Find each line with "working" and copy it.

>> Start STORED DATA

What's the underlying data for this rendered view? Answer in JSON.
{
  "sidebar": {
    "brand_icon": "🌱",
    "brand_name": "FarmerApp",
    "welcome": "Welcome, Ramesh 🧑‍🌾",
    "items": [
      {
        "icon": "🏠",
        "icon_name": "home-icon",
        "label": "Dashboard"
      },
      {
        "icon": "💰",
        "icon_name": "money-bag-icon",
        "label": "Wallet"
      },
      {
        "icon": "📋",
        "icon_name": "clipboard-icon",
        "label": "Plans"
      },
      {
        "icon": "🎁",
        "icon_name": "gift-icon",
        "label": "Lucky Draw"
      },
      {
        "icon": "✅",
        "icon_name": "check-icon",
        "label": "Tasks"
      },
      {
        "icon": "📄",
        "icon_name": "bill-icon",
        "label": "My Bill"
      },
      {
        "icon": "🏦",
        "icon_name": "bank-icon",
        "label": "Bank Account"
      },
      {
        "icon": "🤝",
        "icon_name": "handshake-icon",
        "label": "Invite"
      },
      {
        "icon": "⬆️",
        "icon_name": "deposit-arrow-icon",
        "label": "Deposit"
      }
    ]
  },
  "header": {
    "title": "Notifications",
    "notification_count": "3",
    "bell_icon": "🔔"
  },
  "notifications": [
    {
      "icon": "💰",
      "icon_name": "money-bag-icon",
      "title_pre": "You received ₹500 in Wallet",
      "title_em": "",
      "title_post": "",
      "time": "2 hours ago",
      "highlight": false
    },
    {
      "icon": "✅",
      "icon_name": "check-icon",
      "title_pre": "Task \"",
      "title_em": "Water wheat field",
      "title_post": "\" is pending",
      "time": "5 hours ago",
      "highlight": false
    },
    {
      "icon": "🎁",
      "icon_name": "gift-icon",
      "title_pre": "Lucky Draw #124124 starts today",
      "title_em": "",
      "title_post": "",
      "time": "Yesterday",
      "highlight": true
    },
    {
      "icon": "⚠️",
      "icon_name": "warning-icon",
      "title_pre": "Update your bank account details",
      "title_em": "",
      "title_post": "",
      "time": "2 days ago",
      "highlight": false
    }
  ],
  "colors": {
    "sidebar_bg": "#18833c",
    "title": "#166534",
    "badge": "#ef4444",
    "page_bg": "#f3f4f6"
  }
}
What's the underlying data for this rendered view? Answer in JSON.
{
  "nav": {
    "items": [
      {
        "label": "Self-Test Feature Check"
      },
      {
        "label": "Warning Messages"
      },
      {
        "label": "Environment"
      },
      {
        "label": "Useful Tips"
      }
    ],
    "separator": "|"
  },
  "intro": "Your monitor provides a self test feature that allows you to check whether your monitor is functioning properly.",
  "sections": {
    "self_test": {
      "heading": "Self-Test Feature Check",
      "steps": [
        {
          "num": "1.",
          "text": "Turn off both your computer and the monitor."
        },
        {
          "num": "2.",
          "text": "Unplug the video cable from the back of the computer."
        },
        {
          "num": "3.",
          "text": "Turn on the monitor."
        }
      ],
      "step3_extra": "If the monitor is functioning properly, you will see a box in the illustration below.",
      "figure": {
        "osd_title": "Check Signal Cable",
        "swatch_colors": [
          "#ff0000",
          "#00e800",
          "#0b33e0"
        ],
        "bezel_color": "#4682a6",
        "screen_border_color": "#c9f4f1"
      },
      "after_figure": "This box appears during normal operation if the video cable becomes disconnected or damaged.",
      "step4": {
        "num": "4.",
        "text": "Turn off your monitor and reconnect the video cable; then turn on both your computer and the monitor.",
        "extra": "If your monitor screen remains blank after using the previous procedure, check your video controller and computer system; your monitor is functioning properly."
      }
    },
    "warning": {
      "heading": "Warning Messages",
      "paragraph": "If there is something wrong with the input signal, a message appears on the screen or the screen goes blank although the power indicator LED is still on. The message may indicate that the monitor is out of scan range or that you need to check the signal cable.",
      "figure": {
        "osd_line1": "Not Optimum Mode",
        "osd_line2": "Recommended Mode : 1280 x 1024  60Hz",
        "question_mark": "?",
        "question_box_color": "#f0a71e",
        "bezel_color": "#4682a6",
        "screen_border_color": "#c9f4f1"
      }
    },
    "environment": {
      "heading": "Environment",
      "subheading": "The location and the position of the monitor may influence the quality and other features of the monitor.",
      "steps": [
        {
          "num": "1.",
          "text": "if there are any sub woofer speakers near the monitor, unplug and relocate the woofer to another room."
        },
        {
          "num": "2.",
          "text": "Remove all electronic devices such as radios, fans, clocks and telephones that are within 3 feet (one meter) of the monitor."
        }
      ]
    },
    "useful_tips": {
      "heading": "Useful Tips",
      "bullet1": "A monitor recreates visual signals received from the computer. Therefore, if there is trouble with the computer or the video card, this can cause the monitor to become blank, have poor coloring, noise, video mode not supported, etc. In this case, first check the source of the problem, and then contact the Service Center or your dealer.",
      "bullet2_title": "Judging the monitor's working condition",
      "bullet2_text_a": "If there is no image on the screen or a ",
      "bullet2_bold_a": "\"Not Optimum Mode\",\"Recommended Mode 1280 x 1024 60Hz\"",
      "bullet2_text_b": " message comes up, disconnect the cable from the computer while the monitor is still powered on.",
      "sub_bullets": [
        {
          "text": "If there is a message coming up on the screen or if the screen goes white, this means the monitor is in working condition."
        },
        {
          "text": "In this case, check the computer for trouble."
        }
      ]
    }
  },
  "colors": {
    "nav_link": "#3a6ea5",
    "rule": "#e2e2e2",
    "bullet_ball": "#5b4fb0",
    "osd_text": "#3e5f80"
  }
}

>> End STORED DATA

> TASK RESPONSE
      "bullet2_title": "Judging the monitor's working condition",
          "text": "If there is a message coming up on the screen or if the screen goes white, this means the monitor is in working condition."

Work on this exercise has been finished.